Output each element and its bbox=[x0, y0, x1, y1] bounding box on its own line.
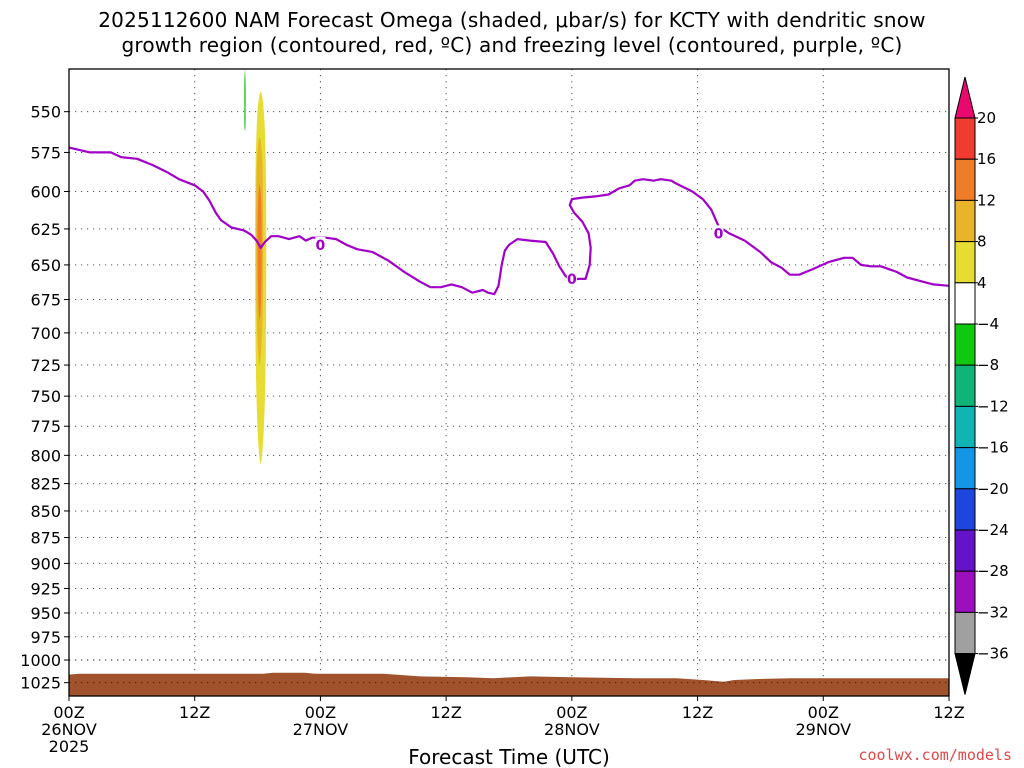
omega-shaded-region bbox=[257, 183, 262, 320]
colorbar-segment bbox=[954, 405, 976, 449]
x-tick-label: 12Z bbox=[682, 703, 713, 722]
y-tick-label: 1025 bbox=[20, 674, 61, 693]
gridlines bbox=[68, 69, 950, 696]
colorbar-label: 4 bbox=[977, 274, 987, 292]
colorbar-segment bbox=[954, 529, 976, 572]
freezing-level-layer: 0 0 0 bbox=[68, 146, 950, 296]
credit-text[interactable]: coolwx.com/models bbox=[858, 746, 1012, 764]
freezing-level-label: 0 bbox=[316, 238, 326, 254]
y-tick-label: 650 bbox=[30, 256, 61, 275]
colorbar-segment bbox=[954, 282, 976, 325]
freezing-level-label: 0 bbox=[714, 226, 724, 242]
colorbar-label: 8 bbox=[977, 233, 987, 251]
x-tick-label: 29NOV bbox=[795, 720, 851, 739]
omega-shaded-region bbox=[244, 69, 246, 132]
colorbar-segment bbox=[954, 488, 976, 531]
ground-surface-layer bbox=[69, 659, 949, 696]
y-tick-label: 850 bbox=[30, 502, 61, 521]
colorbar-segment bbox=[954, 611, 976, 655]
colorbar-label: −12 bbox=[977, 397, 1009, 415]
y-tick-label: 975 bbox=[30, 628, 61, 647]
omega-colorbar: 20 16 12 8 4 −4 −8 −12 −16 −20 −24 −28 −32 −36 bbox=[954, 76, 1009, 695]
colorbar-segment bbox=[954, 199, 976, 243]
ground-surface bbox=[69, 672, 949, 696]
colorbar-label: −4 bbox=[977, 315, 999, 333]
colorbar-segment bbox=[954, 117, 976, 160]
colorbar-label: 16 bbox=[977, 150, 996, 168]
freezing-level-line bbox=[68, 146, 950, 296]
y-tick-label: 575 bbox=[30, 143, 61, 162]
y-tick-label: 775 bbox=[30, 417, 61, 436]
x-tick-label: 00Z bbox=[808, 703, 839, 722]
freezing-level-label: 0 bbox=[567, 272, 577, 288]
plot-frame bbox=[68, 68, 950, 697]
x-tick-label: 27NOV bbox=[293, 720, 349, 739]
y-tick-label: 625 bbox=[30, 220, 61, 239]
colorbar-top-arrow bbox=[954, 76, 976, 119]
colorbar-bottom-arrow bbox=[954, 653, 976, 695]
x-tick-label: 2025 bbox=[49, 737, 90, 756]
x-tick-label: 12Z bbox=[179, 703, 210, 722]
colorbar-label: −20 bbox=[977, 480, 1009, 498]
x-tick-label: 00Z bbox=[556, 703, 587, 722]
colorbar-label: −32 bbox=[977, 603, 1009, 621]
colorbar-label: −16 bbox=[977, 439, 1009, 457]
y-tick-label: 550 bbox=[30, 103, 61, 122]
x-tick-label: 12Z bbox=[933, 703, 964, 722]
colorbar-segment bbox=[954, 323, 976, 366]
x-tick-label: 00Z bbox=[53, 703, 84, 722]
x-tick-label: 26NOV bbox=[41, 720, 97, 739]
y-tick-label: 1000 bbox=[20, 651, 61, 670]
colorbar-label: 20 bbox=[977, 109, 996, 127]
colorbar-label: 12 bbox=[977, 191, 996, 209]
y-tick-label: 700 bbox=[30, 324, 61, 343]
contour-label-bg bbox=[713, 225, 724, 242]
colorbar-label: −24 bbox=[977, 521, 1009, 539]
chart-title-line-1: 2025112600 NAM Forecast Omega (shaded, μ… bbox=[98, 8, 926, 32]
colorbar-segment bbox=[954, 364, 976, 407]
y-tick-label: 750 bbox=[30, 387, 61, 406]
colorbar-segment bbox=[954, 570, 976, 613]
y-tick-label: 800 bbox=[30, 446, 61, 465]
y-tick-label: 900 bbox=[30, 554, 61, 573]
colorbar-label: −28 bbox=[977, 562, 1009, 580]
omega-shading-layer bbox=[244, 69, 267, 465]
y-tick-label: 950 bbox=[30, 604, 61, 623]
colorbar-segment bbox=[954, 158, 976, 201]
y-axis-pressure-ticks: 550 575 600 625 650 675 700 725 750 775 800 825 850 8… bbox=[20, 103, 69, 693]
y-tick-label: 875 bbox=[30, 529, 61, 548]
y-tick-label: 825 bbox=[30, 475, 61, 494]
contour-label-bg bbox=[315, 236, 326, 253]
y-tick-label: 925 bbox=[30, 580, 61, 599]
x-tick-label: 28NOV bbox=[544, 720, 600, 739]
y-tick-label: 600 bbox=[30, 182, 61, 201]
colorbar-label: −8 bbox=[977, 356, 999, 374]
y-tick-label: 675 bbox=[30, 291, 61, 310]
colorbar-segment bbox=[954, 447, 976, 490]
y-tick-label: 725 bbox=[30, 356, 61, 375]
contour-label-bg bbox=[566, 270, 577, 287]
chart-title-line-2: growth region (contoured, red, ºC) and f… bbox=[121, 33, 903, 57]
x-tick-label: 12Z bbox=[430, 703, 461, 722]
colorbar-label: −36 bbox=[977, 645, 1009, 663]
x-axis-label: Forecast Time (UTC) bbox=[408, 745, 610, 768]
colorbar-segment bbox=[954, 241, 976, 284]
x-tick-label: 00Z bbox=[305, 703, 336, 722]
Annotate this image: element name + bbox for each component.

····················

Lay out every line of the data above as a JSON list of strings, one string per line, skipping blank lines. Leave the pictures out of the list.

[
  "Output each element and its bbox=[x0, y0, x1, y1] bounding box on its own line.",
  "omega-shaded-region bbox=[257, 183, 262, 320]",
  "colorbar-segment bbox=[954, 405, 976, 449]",
  "x-tick-label: 12Z bbox=[682, 703, 713, 722]",
  "y-tick-label: 1025 bbox=[20, 674, 61, 693]",
  "gridlines bbox=[68, 69, 950, 696]",
  "colorbar-label: 4 bbox=[977, 274, 987, 292]",
  "colorbar-segment bbox=[954, 529, 976, 572]",
  "freezing-level-layer: 0 0 0 bbox=[68, 146, 950, 296]",
  "credit-text[interactable]: coolwx.com/models bbox=[858, 746, 1012, 764]",
  "freezing-level-label: 0 bbox=[316, 238, 326, 254]",
  "y-tick-label: 650 bbox=[30, 256, 61, 275]",
  "colorbar-segment bbox=[954, 282, 976, 325]",
  "freezing-level-label: 0 bbox=[714, 226, 724, 242]",
  "colorbar-label: 8 bbox=[977, 233, 987, 251]",
  "x-tick-label: 29NOV bbox=[795, 720, 851, 739]",
  "omega-shaded-region bbox=[244, 69, 246, 132]",
  "colorbar-segment bbox=[954, 488, 976, 531]",
  "ground-surface-layer bbox=[69, 659, 949, 696]",
  "y-tick-label: 850 bbox=[30, 502, 61, 521]",
  "colorbar-segment bbox=[954, 611, 976, 655]",
  "colorbar-label: −12 bbox=[977, 397, 1009, 415]",
  "y-tick-label: 975 bbox=[30, 628, 61, 647]",
  "omega-colorbar: 20 16 12 8 4 −4 −8 −12 −16 −20 −24 −28 −32 −36 bbox=[954, 76, 1009, 695]",
  "colorbar-segment bbox=[954, 199, 976, 243]",
  "ground-surface bbox=[69, 672, 949, 696]",
  "colorbar-label: −4 bbox=[977, 315, 999, 333]",
  "colorbar-segment bbox=[954, 117, 976, 160]",
  "colorbar-label: 16 bbox=[977, 150, 996, 168]",
  "freezing-level-line bbox=[68, 146, 950, 296]",
  "y-tick-label: 575 bbox=[30, 143, 61, 162]",
  "y-tick-label: 775 bbox=[30, 417, 61, 436]",
  "x-tick-label: 00Z bbox=[808, 703, 839, 722]",
  "freezing-level-label: 0 bbox=[567, 272, 577, 288]",
  "plot-frame bbox=[68, 68, 950, 697]",
  "x-tick-label: 27NOV bbox=[293, 720, 349, 739]",
  "y-tick-label: 625 bbox=[30, 220, 61, 239]",
  "colorbar-top-arrow bbox=[954, 76, 976, 119]",
  "colorbar-bottom-arrow bbox=[954, 653, 976, 695]",
  "x-tick-label: 2025 bbox=[49, 737, 90, 756]",
  "x-tick-label: 12Z bbox=[179, 703, 210, 722]",
  "colorbar-label: −20 bbox=[977, 480, 1009, 498]",
  "x-tick-label: 00Z bbox=[556, 703, 587, 722]",
  "colorbar-label: −32 bbox=[977, 603, 1009, 621]",
  "colorbar-label: −16 bbox=[977, 439, 1009, 457]",
  "y-tick-label: 550 bbox=[30, 103, 61, 122]",
  "x-tick-label: 12Z bbox=[933, 703, 964, 722]",
  "colorbar-segment bbox=[954, 323, 976, 366]",
  "x-tick-label: 00Z bbox=[53, 703, 84, 722]",
  "x-tick-label: 26NOV bbox=[41, 720, 97, 739]",
  "y-tick-label: 1000 bbox=[20, 651, 61, 670]",
  "colorbar-label: 20 bbox=[977, 109, 996, 127]",
  "colorbar-label: 12 bbox=[977, 191, 996, 209]",
  "y-tick-label: 700 bbox=[30, 324, 61, 343]",
  "contour-label-bg bbox=[713, 225, 724, 242]",
  "colorbar-label: −24 bbox=[977, 521, 1009, 539]",
  "chart-title-line-1: 2025112600 NAM Forecast Omega (shaded, μ… bbox=[98, 8, 926, 32]",
  "colorbar-segment bbox=[954, 364, 976, 407]",
  "y-tick-label: 750 bbox=[30, 387, 61, 406]",
  "colorbar-segment bbox=[954, 570, 976, 613]",
  "y-tick-label: 800 bbox=[30, 446, 61, 465]",
  "y-tick-label: 900 bbox=[30, 554, 61, 573]",
  "colorbar-label: −28 bbox=[977, 562, 1009, 580]",
  "omega-shading-layer bbox=[244, 69, 267, 465]",
  "y-tick-label: 950 bbox=[30, 604, 61, 623]",
  "colorbar-segment bbox=[954, 158, 976, 201]",
  "y-axis-pressure-ticks: 550 575 600 625 650 675 700 725 750 775 800 825 850 8… bbox=[20, 103, 69, 693]",
  "y-tick-label: 875 bbox=[30, 529, 61, 548]",
  "y-tick-label: 825 bbox=[30, 475, 61, 494]",
  "contour-label-bg bbox=[315, 236, 326, 253]",
  "y-tick-label: 925 bbox=[30, 580, 61, 599]",
  "x-tick-label: 28NOV bbox=[544, 720, 600, 739]",
  "y-tick-label: 600 bbox=[30, 182, 61, 201]",
  "colorbar-label: −8 bbox=[977, 356, 999, 374]",
  "y-tick-label: 675 bbox=[30, 291, 61, 310]",
  "colorbar-segment bbox=[954, 447, 976, 490]",
  "y-tick-label: 725 bbox=[30, 356, 61, 375]",
  "contour-label-bg bbox=[566, 270, 577, 287]",
  "chart-title-line-2: growth region (contoured, red, ºC) and f… bbox=[121, 33, 903, 57]",
  "x-tick-label: 12Z bbox=[430, 703, 461, 722]",
  "colorbar-label: −36 bbox=[977, 645, 1009, 663]",
  "x-axis-label: Forecast Time (UTC) bbox=[408, 745, 610, 768]",
  "colorbar-segment bbox=[954, 241, 976, 284]",
  "x-tick-label: 00Z bbox=[305, 703, 336, 722]",
  "Annotate this image: element name + bbox for each component."
]